## WHAT YOU SHOULD DO:
Copy each line of the entries beneath that contains the word "following".

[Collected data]
::::::::::
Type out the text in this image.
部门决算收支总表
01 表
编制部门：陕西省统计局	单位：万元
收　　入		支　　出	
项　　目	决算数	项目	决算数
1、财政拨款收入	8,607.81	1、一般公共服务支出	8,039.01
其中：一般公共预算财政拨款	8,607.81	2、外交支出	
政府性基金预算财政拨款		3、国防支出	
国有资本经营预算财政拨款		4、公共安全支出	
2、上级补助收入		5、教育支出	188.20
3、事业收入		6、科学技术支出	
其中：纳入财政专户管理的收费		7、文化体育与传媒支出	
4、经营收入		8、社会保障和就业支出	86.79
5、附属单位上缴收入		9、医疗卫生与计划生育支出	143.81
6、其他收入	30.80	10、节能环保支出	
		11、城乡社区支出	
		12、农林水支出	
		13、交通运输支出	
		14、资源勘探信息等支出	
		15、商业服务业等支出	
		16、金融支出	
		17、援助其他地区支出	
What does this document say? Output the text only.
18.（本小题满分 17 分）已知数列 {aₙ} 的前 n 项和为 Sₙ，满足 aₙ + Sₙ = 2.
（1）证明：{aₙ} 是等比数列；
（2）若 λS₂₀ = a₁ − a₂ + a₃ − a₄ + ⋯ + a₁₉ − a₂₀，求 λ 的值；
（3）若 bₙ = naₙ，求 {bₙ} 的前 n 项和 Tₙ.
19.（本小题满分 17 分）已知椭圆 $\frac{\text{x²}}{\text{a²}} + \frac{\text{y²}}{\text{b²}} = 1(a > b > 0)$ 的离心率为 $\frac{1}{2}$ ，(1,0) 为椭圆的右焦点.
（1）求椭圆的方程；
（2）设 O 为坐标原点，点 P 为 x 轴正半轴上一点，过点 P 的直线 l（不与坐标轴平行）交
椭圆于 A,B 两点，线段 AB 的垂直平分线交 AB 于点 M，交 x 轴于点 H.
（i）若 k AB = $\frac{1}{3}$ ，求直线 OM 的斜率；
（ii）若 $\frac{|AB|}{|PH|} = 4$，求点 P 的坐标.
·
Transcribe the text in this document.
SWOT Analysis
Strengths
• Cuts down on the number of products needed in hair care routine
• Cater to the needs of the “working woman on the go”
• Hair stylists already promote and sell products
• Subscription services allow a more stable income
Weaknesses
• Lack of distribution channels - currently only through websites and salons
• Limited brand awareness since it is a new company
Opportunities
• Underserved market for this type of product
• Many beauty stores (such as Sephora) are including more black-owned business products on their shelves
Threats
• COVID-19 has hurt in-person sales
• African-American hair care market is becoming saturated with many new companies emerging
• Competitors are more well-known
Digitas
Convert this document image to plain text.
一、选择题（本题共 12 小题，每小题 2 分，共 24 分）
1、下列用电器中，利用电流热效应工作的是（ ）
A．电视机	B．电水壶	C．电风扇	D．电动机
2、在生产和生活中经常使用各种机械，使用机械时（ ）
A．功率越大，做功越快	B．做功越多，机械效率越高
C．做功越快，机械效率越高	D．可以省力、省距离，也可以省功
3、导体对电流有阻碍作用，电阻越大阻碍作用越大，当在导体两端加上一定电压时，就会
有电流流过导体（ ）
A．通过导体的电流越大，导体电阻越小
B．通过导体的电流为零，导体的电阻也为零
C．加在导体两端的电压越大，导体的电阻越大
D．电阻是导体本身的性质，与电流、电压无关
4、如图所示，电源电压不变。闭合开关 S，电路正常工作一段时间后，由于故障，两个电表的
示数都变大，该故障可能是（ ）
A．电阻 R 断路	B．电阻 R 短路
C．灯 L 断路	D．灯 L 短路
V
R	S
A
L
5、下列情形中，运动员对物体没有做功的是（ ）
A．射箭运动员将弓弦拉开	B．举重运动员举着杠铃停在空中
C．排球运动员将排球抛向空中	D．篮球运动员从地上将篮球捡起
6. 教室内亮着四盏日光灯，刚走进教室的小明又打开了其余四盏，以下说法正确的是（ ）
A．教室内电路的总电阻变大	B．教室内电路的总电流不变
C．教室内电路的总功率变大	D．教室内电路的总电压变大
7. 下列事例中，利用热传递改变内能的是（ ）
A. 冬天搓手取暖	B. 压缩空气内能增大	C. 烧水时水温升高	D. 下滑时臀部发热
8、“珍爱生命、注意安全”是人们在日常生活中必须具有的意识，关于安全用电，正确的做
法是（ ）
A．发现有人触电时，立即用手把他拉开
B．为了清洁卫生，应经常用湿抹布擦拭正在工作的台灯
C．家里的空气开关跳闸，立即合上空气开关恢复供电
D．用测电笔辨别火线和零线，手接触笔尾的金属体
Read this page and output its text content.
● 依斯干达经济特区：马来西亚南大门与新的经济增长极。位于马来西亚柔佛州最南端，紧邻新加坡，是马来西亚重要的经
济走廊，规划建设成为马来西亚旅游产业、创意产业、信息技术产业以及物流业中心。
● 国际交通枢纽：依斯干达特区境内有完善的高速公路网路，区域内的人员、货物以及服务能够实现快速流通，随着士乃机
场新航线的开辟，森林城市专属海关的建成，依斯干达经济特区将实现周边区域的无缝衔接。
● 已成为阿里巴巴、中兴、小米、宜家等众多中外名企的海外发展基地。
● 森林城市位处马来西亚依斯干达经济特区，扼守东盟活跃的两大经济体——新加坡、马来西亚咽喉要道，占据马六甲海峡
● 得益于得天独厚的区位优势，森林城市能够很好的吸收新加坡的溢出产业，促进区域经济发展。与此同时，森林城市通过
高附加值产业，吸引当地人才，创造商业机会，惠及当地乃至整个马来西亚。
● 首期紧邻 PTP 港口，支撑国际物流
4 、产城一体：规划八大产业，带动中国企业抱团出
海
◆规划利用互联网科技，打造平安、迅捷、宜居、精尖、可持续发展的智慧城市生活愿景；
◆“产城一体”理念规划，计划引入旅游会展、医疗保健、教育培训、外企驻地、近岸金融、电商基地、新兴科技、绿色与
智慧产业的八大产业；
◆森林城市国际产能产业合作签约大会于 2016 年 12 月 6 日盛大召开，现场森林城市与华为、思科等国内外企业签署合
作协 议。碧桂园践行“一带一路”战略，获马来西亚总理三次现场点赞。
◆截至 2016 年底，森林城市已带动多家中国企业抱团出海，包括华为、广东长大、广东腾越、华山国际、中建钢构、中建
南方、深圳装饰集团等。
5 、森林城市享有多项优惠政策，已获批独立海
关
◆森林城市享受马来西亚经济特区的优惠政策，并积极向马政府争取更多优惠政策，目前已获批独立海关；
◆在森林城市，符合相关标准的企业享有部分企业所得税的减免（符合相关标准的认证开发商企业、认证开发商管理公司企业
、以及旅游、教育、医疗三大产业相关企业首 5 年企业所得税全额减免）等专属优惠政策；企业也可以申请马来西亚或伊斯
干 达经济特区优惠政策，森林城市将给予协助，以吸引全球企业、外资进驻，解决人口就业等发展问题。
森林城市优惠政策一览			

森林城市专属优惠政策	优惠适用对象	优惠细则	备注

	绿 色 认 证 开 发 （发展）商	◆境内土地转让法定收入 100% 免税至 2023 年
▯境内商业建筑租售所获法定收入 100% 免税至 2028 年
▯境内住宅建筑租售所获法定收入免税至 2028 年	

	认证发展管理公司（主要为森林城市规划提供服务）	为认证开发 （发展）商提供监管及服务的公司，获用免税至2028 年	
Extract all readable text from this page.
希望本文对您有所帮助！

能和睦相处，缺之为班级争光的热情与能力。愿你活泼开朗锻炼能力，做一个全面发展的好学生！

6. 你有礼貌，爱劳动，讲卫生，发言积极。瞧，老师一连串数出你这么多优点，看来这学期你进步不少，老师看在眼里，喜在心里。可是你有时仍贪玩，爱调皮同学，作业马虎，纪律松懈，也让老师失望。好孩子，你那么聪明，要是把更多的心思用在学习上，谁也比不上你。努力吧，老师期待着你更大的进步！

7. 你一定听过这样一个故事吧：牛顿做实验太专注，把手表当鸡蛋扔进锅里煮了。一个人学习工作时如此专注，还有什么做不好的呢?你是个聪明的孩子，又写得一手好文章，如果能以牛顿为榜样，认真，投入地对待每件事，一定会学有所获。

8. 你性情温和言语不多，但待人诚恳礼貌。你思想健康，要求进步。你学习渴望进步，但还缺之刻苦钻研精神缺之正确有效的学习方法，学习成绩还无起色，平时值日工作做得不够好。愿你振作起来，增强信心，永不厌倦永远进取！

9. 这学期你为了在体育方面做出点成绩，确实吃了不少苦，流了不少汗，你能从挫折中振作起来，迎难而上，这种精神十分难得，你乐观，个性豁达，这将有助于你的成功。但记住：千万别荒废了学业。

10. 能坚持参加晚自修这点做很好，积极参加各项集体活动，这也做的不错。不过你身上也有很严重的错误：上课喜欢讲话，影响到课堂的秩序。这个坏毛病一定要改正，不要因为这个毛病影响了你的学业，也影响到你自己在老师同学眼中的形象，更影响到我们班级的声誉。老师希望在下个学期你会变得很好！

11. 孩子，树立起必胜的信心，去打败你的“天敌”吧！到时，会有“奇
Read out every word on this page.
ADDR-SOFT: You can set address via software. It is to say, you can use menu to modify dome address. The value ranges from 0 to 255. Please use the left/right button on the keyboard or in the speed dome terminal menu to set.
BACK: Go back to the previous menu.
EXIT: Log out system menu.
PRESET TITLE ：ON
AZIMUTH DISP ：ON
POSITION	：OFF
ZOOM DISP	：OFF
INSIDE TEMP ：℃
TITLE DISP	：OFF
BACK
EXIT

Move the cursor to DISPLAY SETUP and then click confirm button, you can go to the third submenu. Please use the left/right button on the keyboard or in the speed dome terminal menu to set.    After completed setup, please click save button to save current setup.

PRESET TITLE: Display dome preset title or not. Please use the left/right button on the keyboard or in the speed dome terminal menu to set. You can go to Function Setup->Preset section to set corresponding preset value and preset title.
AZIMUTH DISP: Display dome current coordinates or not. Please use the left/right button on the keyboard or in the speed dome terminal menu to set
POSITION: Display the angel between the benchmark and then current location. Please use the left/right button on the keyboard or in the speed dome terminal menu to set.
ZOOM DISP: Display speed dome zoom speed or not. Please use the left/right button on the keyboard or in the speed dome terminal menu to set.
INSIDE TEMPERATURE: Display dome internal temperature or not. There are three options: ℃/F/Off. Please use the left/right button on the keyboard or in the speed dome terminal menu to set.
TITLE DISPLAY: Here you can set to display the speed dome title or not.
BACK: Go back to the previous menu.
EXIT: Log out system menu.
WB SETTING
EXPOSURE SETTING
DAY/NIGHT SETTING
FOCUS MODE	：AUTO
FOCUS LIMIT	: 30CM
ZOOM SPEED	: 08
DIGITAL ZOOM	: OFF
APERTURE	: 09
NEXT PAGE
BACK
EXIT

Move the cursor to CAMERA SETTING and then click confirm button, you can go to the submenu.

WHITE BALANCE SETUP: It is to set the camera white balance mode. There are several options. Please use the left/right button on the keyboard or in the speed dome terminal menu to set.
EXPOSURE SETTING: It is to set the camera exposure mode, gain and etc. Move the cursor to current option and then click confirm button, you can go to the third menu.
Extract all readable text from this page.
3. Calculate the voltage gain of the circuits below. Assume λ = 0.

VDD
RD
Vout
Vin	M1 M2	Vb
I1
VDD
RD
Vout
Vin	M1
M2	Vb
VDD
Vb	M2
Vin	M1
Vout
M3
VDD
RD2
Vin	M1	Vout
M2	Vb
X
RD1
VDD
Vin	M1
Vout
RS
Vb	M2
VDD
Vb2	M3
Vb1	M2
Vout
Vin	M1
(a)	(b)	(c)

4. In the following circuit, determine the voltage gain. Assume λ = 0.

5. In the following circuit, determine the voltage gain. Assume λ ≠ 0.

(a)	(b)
::::::::::
## RESULT FOR THIS TASK:
4. In the following circuit, determine the voltage gain. Assume λ = 0.
5. In the following circuit, determine the voltage gain. Assume λ ≠ 0.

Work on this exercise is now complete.